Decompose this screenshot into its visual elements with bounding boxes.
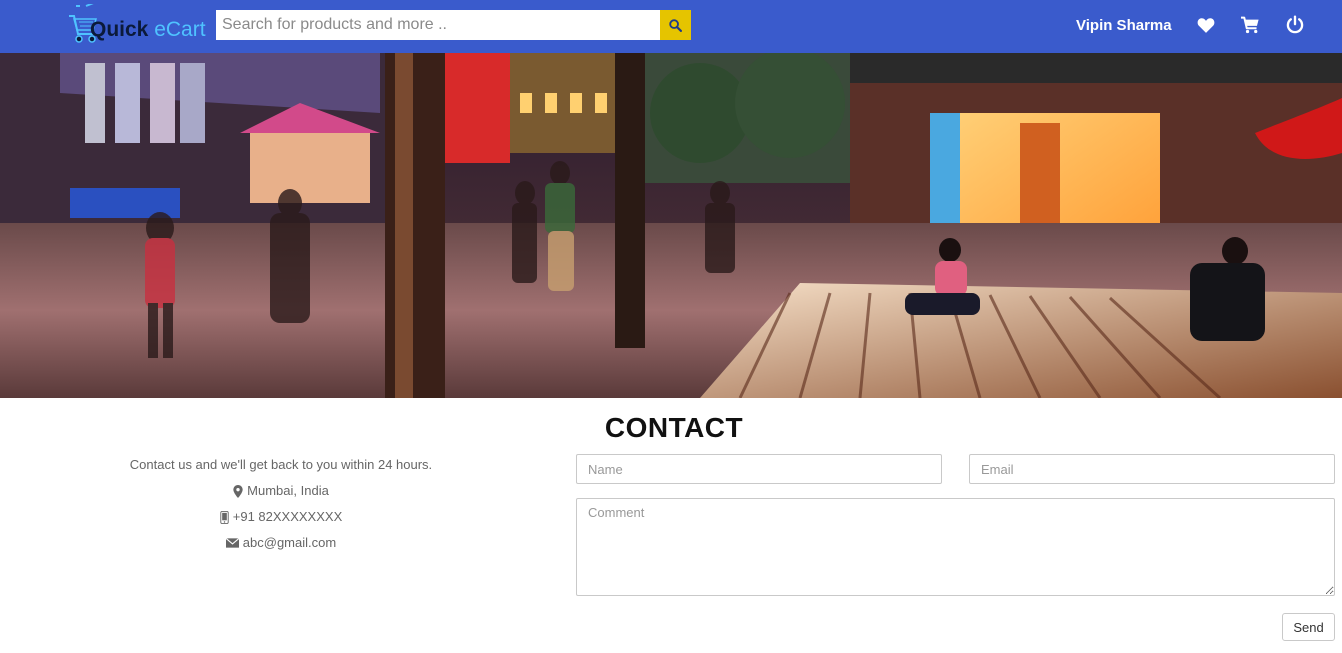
power-icon	[1286, 15, 1304, 34]
contact-intro: Contact us and we'll get back to you wit…	[60, 452, 502, 478]
top-navbar: Quick eCart Vipin Sharma	[0, 0, 1342, 53]
map-marker-icon	[233, 484, 243, 498]
comment-field[interactable]	[576, 498, 1335, 596]
hero-banner-image	[0, 53, 1342, 398]
contact-heading: CONTACT	[604, 412, 744, 443]
user-name-link[interactable]: Vipin Sharma	[1076, 17, 1172, 34]
banner-illustration	[0, 53, 1342, 398]
contact-phone: +91 82XXXXXXXX	[60, 504, 502, 530]
heart-icon	[1197, 18, 1215, 33]
contact-phone-text: +91 82XXXXXXXX	[232, 509, 343, 524]
site-logo[interactable]: Quick eCart	[66, 4, 206, 46]
logo-word-ecart: eCart	[148, 18, 206, 41]
send-button[interactable]: Send	[1282, 613, 1335, 641]
cart-icon	[1241, 16, 1259, 34]
contact-intro-text: Contact us and we'll get back to you wit…	[129, 457, 433, 472]
logout-button[interactable]	[1284, 14, 1306, 36]
search-button[interactable]	[660, 10, 691, 40]
contact-location-text: Mumbai, India	[247, 483, 329, 498]
logo-word-quick: Quick	[90, 18, 149, 41]
search-icon	[669, 18, 682, 32]
logo-text: Quick eCart	[90, 18, 206, 42]
phone-icon	[220, 510, 229, 524]
search-input[interactable]	[216, 10, 660, 40]
search-bar	[216, 10, 691, 40]
email-field[interactable]	[969, 454, 1335, 484]
envelope-icon	[225, 538, 239, 548]
cart-button[interactable]	[1239, 14, 1261, 36]
wishlist-button[interactable]	[1195, 14, 1217, 36]
contact-email: abc@gmail.com	[60, 530, 502, 556]
contact-info: Contact us and we'll get back to you wit…	[60, 452, 502, 556]
contact-location: Mumbai, India	[60, 478, 502, 504]
name-field[interactable]	[576, 454, 942, 484]
contact-email-text: abc@gmail.com	[242, 535, 337, 550]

━━━━━━━━━━

→ TASK
Reproduce every line of the material above word for word, omitting the picture.

→ SOLUTION TO THIS PROBLEM
Decompose this screenshot into its visual elements with bounding boxes.
power-icon	[1286, 15, 1304, 34]
contact-intro: Contact us and we'll get back to you wit…	[60, 452, 502, 478]
top-navbar: Quick eCart Vipin Sharma	[0, 0, 1342, 53]
map-marker-icon	[233, 484, 243, 498]
comment-field[interactable]	[576, 498, 1335, 596]
hero-banner-image	[0, 53, 1342, 398]
contact-heading: CONTACT	[604, 412, 744, 443]
user-name-link[interactable]: Vipin Sharma	[1076, 17, 1172, 34]
banner-illustration	[0, 53, 1342, 398]
contact-phone: +91 82XXXXXXXX	[60, 504, 502, 530]
heart-icon	[1197, 18, 1215, 33]
contact-phone-text: +91 82XXXXXXXX	[232, 509, 343, 524]
site-logo[interactable]: Quick eCart	[66, 4, 206, 46]
logo-word-ecart: eCart	[148, 18, 206, 41]
send-button[interactable]: Send	[1282, 613, 1335, 641]
cart-icon	[1241, 16, 1259, 34]
contact-intro-text: Contact us and we'll get back to you wit…	[129, 457, 433, 472]
logout-button[interactable]	[1284, 14, 1306, 36]
search-button[interactable]	[660, 10, 691, 40]
contact-location-text: Mumbai, India	[247, 483, 329, 498]
logo-word-quick: Quick	[90, 18, 149, 41]
search-icon	[669, 18, 682, 32]
logo-text: Quick eCart	[90, 18, 206, 42]
phone-icon	[220, 510, 229, 524]
search-input[interactable]	[216, 10, 660, 40]
search-bar	[216, 10, 691, 40]
email-field[interactable]	[969, 454, 1335, 484]
envelope-icon	[225, 538, 239, 548]
cart-button[interactable]	[1239, 14, 1261, 36]
wishlist-button[interactable]	[1195, 14, 1217, 36]
contact-email: abc@gmail.com	[60, 530, 502, 556]
contact-info: Contact us and we'll get back to you wit…	[60, 452, 502, 556]
contact-location: Mumbai, India	[60, 478, 502, 504]
name-field[interactable]	[576, 454, 942, 484]
contact-email-text: abc@gmail.com	[242, 535, 337, 550]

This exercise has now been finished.